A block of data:

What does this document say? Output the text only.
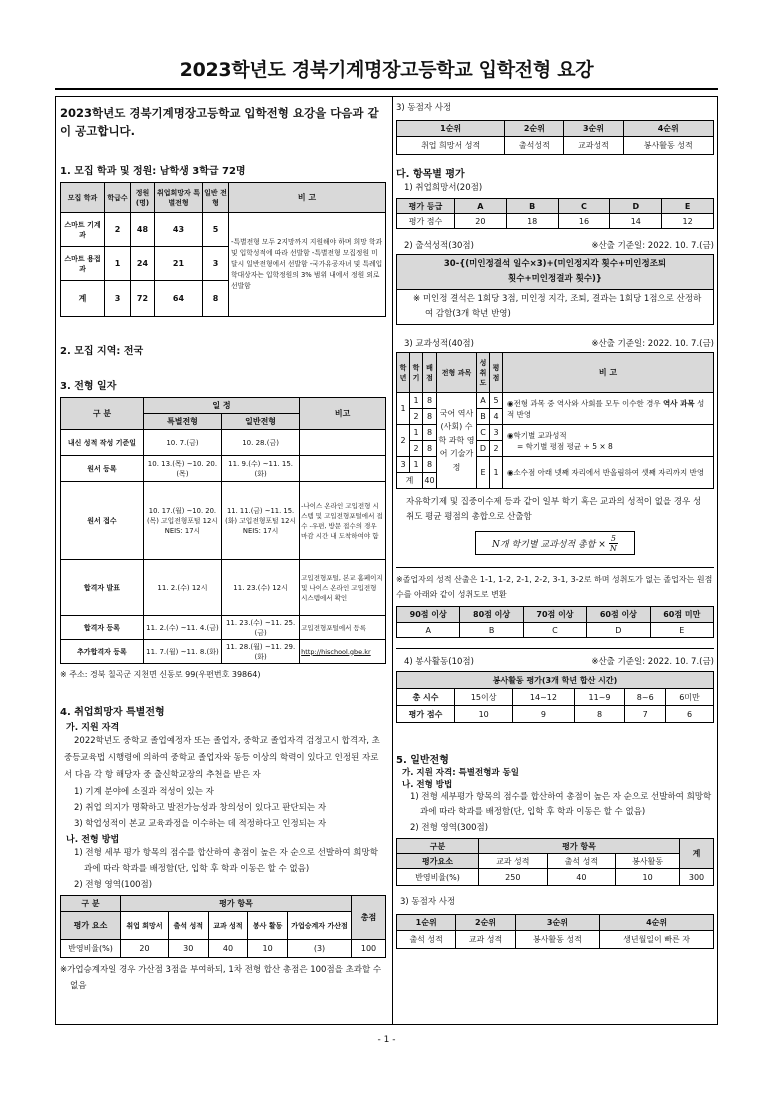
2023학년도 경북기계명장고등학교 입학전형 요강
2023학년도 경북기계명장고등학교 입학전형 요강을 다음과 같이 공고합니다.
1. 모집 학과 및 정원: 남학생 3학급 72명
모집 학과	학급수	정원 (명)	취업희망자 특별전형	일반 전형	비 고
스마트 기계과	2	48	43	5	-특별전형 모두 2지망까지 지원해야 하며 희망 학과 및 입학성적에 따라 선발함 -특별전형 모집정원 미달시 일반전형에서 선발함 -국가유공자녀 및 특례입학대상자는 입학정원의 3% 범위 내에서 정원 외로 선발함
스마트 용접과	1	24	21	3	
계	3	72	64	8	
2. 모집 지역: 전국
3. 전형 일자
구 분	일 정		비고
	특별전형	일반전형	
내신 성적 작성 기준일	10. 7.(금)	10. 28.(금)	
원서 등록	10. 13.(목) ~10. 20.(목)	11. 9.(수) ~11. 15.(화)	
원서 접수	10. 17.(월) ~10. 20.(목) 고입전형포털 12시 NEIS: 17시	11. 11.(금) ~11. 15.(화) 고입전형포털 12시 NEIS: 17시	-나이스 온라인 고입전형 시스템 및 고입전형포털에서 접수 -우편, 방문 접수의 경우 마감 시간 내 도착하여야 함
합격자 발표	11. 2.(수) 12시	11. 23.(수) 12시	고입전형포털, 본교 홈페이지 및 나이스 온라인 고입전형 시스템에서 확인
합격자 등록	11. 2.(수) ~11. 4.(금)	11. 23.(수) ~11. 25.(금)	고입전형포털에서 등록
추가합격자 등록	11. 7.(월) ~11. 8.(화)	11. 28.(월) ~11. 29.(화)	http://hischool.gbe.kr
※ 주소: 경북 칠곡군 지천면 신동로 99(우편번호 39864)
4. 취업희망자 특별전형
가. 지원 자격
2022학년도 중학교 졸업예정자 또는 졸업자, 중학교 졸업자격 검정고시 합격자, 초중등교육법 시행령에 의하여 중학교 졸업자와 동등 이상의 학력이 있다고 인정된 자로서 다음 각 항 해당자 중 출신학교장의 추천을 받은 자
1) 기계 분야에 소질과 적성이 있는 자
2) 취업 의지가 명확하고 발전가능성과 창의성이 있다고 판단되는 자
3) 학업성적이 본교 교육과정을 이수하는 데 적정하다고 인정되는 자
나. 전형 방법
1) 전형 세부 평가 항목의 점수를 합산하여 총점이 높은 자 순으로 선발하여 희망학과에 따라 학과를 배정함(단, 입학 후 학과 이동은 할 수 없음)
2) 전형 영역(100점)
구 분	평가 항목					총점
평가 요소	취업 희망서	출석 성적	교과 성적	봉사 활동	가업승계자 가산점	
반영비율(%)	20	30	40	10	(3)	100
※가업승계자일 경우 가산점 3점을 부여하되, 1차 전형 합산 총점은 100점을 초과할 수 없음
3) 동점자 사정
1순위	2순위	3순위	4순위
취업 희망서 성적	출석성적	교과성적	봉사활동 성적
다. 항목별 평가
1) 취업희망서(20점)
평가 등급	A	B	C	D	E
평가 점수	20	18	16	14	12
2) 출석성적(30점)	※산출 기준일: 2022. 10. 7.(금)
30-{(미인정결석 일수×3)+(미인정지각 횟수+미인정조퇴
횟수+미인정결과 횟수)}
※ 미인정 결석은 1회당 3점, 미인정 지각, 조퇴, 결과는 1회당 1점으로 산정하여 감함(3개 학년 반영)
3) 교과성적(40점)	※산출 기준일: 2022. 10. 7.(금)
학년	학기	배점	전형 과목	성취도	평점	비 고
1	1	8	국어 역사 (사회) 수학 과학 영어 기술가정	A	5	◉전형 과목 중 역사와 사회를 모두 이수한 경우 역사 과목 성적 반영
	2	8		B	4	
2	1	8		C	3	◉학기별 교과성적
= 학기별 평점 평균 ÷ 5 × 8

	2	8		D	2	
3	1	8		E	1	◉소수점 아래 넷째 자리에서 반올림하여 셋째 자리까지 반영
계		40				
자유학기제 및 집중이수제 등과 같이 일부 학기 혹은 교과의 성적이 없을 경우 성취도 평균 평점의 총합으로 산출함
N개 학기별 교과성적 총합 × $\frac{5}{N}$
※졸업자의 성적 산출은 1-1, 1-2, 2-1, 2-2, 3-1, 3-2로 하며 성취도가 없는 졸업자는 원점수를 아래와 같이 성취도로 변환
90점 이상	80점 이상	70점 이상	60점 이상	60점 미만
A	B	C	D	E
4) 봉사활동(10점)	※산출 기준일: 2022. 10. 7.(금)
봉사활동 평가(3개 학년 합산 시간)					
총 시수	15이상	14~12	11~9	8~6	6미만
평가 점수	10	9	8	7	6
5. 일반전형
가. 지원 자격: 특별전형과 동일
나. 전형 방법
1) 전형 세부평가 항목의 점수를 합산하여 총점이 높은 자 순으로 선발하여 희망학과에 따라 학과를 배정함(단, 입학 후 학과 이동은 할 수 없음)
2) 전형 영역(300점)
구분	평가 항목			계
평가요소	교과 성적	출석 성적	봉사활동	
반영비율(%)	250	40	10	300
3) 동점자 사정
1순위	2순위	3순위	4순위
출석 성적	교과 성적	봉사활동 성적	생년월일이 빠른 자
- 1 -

* * *

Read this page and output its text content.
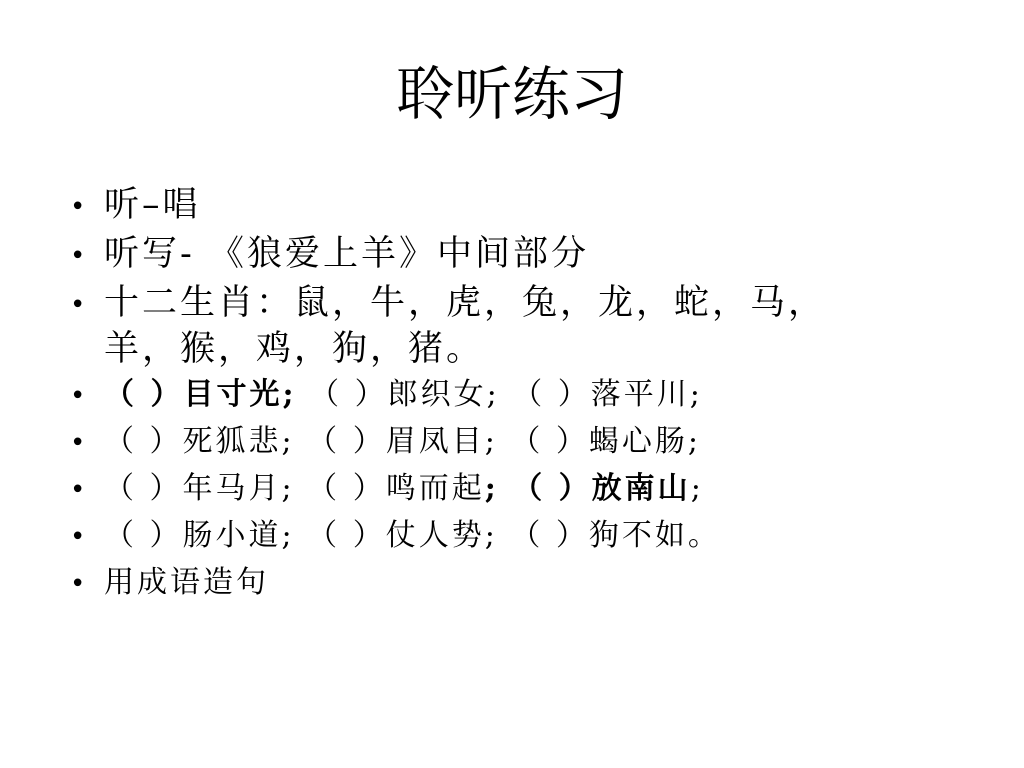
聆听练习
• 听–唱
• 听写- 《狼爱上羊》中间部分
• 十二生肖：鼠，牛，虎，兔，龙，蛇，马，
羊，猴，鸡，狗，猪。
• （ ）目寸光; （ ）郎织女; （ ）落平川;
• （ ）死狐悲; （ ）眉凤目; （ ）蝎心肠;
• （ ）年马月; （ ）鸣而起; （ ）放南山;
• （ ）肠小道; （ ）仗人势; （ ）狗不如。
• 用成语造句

==

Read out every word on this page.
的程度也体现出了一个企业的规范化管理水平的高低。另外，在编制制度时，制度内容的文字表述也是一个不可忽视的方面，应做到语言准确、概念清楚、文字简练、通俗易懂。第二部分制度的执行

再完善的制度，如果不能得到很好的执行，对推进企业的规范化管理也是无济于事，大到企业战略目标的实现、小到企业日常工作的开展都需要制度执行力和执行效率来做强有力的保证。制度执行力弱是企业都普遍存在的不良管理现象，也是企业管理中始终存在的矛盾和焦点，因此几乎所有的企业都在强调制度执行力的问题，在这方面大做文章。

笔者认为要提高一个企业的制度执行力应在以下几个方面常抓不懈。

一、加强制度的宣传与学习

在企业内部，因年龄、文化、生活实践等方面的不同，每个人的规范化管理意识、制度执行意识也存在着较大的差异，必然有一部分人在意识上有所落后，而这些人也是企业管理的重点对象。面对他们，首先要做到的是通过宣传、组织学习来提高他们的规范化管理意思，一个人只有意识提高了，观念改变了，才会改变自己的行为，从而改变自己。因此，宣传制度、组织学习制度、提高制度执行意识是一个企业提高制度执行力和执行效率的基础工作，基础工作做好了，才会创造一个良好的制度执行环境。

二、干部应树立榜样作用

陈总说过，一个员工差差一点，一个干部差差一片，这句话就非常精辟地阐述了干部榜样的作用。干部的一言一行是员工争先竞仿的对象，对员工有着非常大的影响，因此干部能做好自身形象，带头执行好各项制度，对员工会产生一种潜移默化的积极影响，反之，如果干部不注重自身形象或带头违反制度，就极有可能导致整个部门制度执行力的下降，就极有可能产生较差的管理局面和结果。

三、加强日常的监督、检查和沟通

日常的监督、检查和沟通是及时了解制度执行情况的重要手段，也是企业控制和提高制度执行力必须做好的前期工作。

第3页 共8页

Required task - Copy each line of the records containing the string "봉사활동".

Result of this exercise -
취업 희망서 성적	출석성적	교과성적	봉사활동 성적
4) 봉사활동(10점)	※산출 기준일: 2022. 10. 7.(금)
봉사활동 평가(3개 학년 합산 시간)					
평가요소	교과 성적	출석 성적	봉사활동	
출석 성적	교과 성적	봉사활동 성적	생년월일이 빠른 자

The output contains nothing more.